◆ **What to produce**: Scan the listing that follows and report how many lines contain "Average". Write the number alone.

◆ **Data lines**:
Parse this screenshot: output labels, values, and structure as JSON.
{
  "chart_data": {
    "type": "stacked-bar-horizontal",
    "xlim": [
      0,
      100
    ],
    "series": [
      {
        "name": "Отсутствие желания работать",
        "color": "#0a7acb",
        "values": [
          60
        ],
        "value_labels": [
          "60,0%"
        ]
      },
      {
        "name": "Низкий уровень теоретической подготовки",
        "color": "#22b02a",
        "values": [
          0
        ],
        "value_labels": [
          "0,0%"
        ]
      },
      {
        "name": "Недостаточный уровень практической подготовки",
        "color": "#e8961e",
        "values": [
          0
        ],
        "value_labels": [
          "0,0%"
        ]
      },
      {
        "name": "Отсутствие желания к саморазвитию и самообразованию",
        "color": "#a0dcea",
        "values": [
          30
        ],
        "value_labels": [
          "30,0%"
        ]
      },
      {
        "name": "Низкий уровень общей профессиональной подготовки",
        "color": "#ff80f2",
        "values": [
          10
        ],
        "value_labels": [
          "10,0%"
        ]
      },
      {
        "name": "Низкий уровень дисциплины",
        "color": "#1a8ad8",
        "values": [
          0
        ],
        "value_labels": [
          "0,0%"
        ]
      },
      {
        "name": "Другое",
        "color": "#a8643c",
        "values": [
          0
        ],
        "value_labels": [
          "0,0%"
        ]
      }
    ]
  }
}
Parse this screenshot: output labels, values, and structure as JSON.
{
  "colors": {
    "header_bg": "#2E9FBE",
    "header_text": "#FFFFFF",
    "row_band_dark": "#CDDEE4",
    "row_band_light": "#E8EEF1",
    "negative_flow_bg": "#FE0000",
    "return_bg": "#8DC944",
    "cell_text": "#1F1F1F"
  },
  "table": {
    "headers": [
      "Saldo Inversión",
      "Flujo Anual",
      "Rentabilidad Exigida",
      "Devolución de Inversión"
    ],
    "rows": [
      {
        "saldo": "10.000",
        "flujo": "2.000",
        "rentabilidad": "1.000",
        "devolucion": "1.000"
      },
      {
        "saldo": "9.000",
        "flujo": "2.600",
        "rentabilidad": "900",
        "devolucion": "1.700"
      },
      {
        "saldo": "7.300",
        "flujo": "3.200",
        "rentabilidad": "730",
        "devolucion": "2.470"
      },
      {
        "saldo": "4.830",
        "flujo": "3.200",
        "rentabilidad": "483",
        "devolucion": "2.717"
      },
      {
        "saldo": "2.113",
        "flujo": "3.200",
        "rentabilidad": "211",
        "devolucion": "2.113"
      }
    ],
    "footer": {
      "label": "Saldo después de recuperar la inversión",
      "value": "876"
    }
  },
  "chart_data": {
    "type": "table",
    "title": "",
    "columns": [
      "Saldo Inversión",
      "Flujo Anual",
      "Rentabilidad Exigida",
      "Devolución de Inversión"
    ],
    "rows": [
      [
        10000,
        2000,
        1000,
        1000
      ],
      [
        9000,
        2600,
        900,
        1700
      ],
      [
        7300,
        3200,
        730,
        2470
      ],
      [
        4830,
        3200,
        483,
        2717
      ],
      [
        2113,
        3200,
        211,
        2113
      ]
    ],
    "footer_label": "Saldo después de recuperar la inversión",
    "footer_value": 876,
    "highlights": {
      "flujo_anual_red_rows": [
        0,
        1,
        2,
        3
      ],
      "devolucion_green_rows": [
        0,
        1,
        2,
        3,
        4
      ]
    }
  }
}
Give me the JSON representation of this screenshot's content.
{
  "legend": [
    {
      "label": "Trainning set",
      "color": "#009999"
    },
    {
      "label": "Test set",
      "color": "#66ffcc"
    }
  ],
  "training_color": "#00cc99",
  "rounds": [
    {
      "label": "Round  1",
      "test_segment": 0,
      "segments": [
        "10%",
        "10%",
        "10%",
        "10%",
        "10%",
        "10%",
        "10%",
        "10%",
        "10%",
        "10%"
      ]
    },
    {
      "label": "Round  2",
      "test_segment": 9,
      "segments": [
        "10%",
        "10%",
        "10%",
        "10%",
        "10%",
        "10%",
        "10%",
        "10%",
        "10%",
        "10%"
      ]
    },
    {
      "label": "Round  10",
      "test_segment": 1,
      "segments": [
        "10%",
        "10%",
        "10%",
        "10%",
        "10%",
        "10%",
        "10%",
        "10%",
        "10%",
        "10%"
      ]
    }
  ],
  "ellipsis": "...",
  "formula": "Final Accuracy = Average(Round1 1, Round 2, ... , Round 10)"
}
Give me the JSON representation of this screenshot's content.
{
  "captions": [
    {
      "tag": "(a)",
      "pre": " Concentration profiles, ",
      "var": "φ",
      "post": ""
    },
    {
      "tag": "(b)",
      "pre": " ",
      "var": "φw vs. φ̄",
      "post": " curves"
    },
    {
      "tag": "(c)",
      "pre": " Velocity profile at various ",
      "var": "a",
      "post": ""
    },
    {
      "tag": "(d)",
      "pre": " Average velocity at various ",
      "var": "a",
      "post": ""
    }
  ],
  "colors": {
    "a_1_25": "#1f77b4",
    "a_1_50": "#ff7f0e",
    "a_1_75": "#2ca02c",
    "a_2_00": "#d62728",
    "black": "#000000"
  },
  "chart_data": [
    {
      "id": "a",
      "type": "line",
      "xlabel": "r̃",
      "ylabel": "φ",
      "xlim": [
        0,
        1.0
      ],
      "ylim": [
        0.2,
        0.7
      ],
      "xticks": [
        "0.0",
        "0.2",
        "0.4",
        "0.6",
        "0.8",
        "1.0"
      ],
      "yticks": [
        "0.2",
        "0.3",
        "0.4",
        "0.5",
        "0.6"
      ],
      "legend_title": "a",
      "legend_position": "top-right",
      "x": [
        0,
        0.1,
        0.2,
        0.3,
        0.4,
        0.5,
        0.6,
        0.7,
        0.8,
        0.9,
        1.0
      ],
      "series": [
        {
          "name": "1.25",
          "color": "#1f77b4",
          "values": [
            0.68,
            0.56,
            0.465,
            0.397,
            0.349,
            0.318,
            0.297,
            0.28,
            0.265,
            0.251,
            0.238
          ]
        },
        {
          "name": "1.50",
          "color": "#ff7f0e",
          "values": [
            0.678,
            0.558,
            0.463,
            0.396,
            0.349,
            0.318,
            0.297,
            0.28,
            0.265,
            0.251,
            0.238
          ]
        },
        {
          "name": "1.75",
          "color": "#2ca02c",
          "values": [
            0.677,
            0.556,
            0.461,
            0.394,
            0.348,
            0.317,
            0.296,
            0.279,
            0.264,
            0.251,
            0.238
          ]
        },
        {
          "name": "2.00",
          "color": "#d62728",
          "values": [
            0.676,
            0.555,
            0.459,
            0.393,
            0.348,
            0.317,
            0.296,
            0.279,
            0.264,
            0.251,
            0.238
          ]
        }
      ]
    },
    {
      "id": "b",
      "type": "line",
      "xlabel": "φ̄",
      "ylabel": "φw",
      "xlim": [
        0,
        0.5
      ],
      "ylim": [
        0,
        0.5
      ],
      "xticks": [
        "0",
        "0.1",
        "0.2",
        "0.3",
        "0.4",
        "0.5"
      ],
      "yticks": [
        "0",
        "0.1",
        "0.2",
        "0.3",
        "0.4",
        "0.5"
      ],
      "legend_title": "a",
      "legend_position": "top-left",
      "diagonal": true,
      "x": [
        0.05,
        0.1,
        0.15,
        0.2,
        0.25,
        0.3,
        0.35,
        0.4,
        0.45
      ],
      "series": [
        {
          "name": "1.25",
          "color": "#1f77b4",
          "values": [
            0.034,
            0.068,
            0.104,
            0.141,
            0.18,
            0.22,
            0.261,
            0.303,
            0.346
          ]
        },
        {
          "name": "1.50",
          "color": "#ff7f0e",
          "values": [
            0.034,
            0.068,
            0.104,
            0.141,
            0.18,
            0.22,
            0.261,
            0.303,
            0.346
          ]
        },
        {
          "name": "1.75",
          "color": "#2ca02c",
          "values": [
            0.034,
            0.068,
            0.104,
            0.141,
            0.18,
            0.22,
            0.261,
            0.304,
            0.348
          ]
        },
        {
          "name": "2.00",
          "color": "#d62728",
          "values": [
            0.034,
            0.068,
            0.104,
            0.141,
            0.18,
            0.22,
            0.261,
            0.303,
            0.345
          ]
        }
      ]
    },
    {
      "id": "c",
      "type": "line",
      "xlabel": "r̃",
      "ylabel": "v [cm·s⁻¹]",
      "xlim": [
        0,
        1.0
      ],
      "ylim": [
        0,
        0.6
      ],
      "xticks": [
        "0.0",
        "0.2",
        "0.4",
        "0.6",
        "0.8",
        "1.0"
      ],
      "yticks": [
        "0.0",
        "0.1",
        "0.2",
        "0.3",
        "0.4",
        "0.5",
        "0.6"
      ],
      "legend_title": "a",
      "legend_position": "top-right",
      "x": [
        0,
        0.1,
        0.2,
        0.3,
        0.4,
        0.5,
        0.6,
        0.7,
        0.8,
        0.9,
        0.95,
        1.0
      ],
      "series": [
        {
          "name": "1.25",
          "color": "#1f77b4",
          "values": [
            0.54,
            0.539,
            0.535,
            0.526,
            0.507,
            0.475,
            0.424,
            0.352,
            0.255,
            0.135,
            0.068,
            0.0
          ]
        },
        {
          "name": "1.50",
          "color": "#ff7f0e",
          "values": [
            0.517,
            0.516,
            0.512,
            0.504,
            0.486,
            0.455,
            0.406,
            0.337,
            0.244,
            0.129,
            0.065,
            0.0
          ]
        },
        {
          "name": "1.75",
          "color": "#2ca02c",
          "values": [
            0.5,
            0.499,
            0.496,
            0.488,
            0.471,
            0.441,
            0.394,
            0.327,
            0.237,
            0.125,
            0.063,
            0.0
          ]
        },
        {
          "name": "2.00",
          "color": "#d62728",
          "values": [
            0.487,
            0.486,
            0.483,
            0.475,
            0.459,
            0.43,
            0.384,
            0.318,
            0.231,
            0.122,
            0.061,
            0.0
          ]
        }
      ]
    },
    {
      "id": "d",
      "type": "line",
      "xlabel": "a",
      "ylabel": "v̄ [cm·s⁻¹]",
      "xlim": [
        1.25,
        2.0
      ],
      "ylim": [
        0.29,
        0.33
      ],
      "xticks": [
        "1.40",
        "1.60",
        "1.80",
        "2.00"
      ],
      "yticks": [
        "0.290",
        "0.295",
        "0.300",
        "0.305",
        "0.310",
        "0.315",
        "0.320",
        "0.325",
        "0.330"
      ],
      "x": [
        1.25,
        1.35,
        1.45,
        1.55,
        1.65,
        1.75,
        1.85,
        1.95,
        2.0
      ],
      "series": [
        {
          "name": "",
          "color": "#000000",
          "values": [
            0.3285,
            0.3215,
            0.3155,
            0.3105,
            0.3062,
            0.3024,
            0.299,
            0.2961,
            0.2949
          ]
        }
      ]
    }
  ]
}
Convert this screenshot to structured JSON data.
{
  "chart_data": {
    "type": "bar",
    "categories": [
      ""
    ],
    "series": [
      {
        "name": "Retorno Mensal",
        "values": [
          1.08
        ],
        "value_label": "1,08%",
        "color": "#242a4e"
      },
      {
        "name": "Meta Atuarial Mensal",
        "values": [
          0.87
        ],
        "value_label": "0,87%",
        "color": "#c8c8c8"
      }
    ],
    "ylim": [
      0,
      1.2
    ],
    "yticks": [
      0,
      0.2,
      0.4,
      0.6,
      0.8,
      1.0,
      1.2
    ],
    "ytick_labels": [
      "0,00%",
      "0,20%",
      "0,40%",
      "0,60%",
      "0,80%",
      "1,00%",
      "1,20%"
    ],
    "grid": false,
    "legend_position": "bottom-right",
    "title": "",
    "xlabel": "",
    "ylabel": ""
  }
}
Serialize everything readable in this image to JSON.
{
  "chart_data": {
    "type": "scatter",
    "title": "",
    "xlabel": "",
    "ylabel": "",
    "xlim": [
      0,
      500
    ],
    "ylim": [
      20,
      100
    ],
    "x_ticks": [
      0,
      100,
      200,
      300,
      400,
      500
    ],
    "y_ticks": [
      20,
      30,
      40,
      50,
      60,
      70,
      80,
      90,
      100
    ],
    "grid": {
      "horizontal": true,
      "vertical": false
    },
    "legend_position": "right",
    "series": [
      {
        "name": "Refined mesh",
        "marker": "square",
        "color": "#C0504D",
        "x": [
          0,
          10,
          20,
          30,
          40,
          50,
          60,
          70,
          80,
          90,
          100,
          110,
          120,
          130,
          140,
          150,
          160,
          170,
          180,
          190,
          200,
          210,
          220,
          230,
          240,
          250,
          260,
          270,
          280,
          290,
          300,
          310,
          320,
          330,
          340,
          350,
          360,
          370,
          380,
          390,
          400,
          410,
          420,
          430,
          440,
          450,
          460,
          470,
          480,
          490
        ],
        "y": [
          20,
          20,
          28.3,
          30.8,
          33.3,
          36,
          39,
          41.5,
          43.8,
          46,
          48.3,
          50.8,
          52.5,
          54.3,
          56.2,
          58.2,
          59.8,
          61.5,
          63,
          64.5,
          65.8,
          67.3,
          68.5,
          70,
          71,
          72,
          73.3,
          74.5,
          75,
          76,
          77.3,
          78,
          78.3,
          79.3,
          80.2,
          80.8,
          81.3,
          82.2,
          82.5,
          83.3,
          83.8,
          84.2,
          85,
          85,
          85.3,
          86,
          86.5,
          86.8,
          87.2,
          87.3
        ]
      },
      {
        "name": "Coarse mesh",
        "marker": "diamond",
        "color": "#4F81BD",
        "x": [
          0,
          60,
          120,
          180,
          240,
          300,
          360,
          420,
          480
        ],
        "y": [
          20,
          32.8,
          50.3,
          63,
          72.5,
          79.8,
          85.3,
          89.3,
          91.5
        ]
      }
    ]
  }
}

◆ **Solution below**: 2